### [AVAILABLE RECORDS]

** begin **

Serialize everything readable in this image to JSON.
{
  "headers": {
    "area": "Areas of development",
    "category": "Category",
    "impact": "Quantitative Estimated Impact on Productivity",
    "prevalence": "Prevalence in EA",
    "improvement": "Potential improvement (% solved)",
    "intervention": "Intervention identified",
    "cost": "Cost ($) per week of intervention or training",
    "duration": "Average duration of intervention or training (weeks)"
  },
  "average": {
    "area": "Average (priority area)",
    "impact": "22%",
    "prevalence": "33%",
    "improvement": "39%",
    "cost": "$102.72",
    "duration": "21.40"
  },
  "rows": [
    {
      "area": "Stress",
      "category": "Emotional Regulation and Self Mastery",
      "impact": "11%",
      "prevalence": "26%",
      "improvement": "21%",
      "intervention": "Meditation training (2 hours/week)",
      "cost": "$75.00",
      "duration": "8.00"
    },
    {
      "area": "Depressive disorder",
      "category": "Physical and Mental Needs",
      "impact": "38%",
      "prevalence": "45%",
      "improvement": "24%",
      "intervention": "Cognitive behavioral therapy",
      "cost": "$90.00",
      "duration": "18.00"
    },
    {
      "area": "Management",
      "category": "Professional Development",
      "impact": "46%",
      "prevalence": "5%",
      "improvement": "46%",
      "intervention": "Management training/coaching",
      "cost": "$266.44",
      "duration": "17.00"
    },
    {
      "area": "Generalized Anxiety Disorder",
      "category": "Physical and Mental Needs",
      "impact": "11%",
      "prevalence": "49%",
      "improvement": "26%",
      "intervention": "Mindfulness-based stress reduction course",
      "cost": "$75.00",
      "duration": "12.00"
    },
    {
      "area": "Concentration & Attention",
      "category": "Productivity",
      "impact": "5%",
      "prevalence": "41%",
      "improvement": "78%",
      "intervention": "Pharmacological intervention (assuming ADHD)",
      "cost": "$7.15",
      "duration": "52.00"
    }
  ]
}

** end **

### [TASK DETAILS]
Restate the listing in full, word for word.

### [RESULT]
Serialize everything readable in this image to JSON.
{
  "headers": {
    "area": "Areas of development",
    "category": "Category",
    "impact": "Quantitative Estimated Impact on Productivity",
    "prevalence": "Prevalence in EA",
    "improvement": "Potential improvement (% solved)",
    "intervention": "Intervention identified",
    "cost": "Cost ($) per week of intervention or training",
    "duration": "Average duration of intervention or training (weeks)"
  },
  "average": {
    "area": "Average (priority area)",
    "impact": "22%",
    "prevalence": "33%",
    "improvement": "39%",
    "cost": "$102.72",
    "duration": "21.40"
  },
  "rows": [
    {
      "area": "Stress",
      "category": "Emotional Regulation and Self Mastery",
      "impact": "11%",
      "prevalence": "26%",
      "improvement": "21%",
      "intervention": "Meditation training (2 hours/week)",
      "cost": "$75.00",
      "duration": "8.00"
    },
    {
      "area": "Depressive disorder",
      "category": "Physical and Mental Needs",
      "impact": "38%",
      "prevalence": "45%",
      "improvement": "24%",
      "intervention": "Cognitive behavioral therapy",
      "cost": "$90.00",
      "duration": "18.00"
    },
    {
      "area": "Management",
      "category": "Professional Development",
      "impact": "46%",
      "prevalence": "5%",
      "improvement": "46%",
      "intervention": "Management training/coaching",
      "cost": "$266.44",
      "duration": "17.00"
    },
    {
      "area": "Generalized Anxiety Disorder",
      "category": "Physical and Mental Needs",
      "impact": "11%",
      "prevalence": "49%",
      "improvement": "26%",
      "intervention": "Mindfulness-based stress reduction course",
      "cost": "$75.00",
      "duration": "12.00"
    },
    {
      "area": "Concentration & Attention",
      "category": "Productivity",
      "impact": "5%",
      "prevalence": "41%",
      "improvement": "78%",
      "intervention": "Pharmacological intervention (assuming ADHD)",
      "cost": "$7.15",
      "duration": "52.00"
    }
  ]
}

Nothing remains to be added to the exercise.